(Structured figure records)
____
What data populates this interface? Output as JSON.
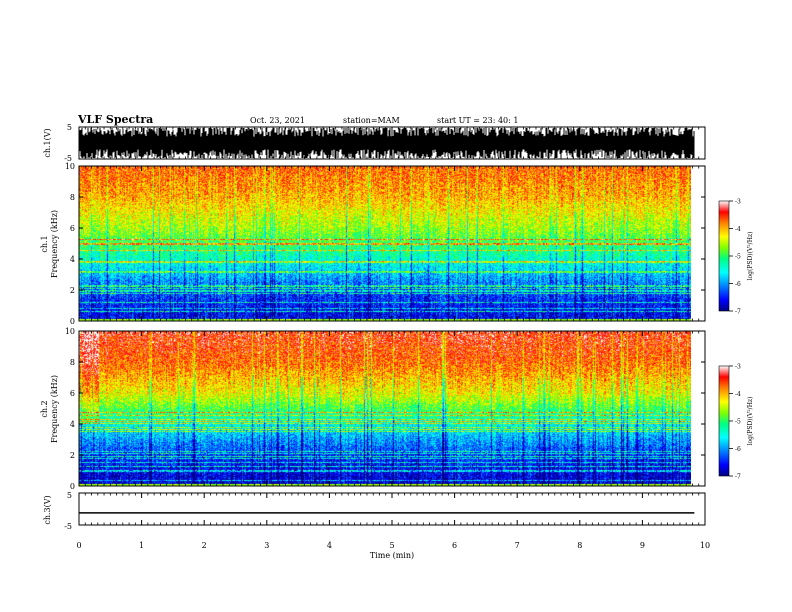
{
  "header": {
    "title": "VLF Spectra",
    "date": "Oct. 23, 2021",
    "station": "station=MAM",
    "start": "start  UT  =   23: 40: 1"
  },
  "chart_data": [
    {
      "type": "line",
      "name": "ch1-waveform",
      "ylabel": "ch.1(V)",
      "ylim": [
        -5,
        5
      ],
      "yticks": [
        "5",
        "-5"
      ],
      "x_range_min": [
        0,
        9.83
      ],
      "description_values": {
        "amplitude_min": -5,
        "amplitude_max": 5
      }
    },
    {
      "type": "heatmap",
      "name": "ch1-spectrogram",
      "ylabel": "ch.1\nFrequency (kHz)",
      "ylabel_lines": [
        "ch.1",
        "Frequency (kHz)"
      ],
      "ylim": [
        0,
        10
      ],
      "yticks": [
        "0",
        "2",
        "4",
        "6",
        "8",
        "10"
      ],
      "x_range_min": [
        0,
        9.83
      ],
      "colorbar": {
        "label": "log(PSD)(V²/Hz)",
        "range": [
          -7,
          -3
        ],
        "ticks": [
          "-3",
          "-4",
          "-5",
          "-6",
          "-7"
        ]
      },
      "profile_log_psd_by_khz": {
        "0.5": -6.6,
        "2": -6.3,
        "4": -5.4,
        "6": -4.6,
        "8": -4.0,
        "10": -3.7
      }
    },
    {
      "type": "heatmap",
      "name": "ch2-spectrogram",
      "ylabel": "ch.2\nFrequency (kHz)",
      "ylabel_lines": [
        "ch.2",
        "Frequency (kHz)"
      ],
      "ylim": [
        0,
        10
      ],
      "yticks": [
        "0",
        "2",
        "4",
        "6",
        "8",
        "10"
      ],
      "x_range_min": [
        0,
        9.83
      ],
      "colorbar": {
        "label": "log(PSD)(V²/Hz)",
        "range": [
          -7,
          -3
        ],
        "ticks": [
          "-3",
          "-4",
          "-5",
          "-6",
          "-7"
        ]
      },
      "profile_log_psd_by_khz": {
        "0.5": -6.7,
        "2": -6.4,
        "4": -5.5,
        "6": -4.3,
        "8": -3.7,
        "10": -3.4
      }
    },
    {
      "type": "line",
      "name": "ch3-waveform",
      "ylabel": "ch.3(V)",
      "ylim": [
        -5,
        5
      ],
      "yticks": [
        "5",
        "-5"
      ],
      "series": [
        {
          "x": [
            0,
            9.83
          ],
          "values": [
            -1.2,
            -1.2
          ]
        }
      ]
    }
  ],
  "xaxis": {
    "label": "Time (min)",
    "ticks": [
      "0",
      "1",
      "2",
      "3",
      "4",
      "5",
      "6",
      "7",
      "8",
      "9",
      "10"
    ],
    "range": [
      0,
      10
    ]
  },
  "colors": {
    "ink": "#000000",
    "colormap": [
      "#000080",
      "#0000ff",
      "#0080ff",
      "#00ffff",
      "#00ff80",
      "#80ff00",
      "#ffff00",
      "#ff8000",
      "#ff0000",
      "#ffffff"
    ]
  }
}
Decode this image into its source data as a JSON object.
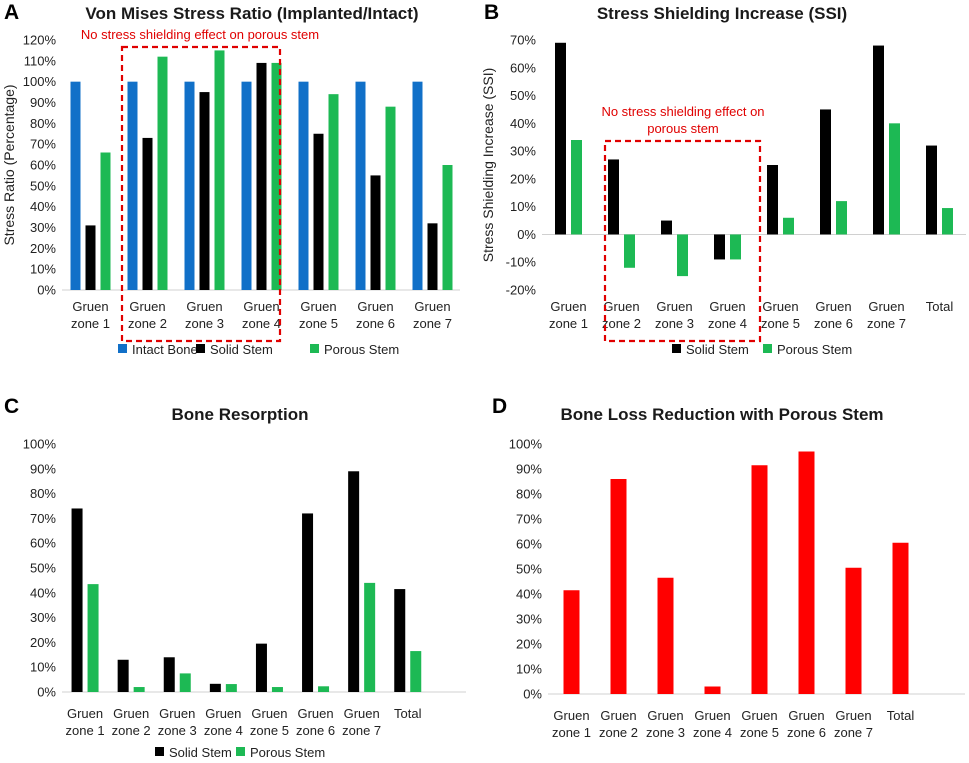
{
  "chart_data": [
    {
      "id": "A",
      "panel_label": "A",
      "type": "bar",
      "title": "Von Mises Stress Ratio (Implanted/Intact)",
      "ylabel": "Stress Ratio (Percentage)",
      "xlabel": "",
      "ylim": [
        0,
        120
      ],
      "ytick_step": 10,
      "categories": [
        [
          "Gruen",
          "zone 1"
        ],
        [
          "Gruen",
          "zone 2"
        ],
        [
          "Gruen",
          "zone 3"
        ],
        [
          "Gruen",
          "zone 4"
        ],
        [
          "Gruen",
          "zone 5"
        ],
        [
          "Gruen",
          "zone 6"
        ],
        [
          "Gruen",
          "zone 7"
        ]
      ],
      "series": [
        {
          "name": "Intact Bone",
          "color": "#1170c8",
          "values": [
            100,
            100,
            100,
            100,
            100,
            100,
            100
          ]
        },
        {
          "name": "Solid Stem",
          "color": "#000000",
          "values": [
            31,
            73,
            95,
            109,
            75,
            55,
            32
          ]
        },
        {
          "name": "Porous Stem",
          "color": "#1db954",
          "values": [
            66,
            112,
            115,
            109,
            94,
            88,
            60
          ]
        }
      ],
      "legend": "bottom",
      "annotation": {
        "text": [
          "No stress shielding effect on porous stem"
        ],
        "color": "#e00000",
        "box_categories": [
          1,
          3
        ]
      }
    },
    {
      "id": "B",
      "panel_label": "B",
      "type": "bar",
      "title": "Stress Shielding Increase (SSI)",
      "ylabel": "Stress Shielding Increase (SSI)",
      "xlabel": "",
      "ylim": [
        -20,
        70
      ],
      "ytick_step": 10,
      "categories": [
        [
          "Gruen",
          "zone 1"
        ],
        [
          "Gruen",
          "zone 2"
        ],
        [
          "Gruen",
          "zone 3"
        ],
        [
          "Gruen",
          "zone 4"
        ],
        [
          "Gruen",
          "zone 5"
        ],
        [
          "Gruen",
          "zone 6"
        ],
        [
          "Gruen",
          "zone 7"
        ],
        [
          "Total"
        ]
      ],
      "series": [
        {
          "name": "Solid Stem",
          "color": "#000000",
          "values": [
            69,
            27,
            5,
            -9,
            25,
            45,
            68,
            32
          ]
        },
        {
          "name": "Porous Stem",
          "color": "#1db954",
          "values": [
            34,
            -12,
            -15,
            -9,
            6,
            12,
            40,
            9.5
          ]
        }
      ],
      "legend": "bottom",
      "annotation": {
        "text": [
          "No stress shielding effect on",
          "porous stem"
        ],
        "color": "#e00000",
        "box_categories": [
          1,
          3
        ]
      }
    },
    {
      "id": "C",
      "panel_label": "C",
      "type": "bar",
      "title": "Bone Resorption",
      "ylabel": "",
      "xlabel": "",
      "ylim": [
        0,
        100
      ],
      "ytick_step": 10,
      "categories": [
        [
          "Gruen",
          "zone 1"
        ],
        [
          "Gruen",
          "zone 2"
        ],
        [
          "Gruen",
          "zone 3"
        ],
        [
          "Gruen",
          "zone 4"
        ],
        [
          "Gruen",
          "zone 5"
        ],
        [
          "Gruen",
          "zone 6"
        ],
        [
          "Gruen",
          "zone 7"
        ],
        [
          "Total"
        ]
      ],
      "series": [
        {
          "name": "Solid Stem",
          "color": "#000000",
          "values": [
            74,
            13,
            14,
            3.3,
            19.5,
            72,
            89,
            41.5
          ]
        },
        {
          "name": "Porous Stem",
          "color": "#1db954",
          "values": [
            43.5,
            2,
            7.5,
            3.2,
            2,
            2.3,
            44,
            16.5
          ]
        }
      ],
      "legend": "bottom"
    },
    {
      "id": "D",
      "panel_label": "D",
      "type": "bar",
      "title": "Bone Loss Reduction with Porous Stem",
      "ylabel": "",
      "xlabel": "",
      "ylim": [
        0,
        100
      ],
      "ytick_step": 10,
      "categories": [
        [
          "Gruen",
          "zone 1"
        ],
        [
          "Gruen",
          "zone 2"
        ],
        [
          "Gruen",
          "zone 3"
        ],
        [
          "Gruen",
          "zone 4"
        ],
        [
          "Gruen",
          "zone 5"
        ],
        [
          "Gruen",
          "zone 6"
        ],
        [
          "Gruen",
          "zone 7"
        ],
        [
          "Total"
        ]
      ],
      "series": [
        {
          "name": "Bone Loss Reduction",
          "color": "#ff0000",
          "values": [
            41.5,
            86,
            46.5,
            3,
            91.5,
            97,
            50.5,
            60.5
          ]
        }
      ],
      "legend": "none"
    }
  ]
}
____
▶ [Exercise requirements]: Copy each line of the data above that holds "nFrequency".

▶ [Result for this task]:
      "ylabel": "ch.1\nFrequency (kHz)",
      "ylabel": "ch.2\nFrequency (kHz)",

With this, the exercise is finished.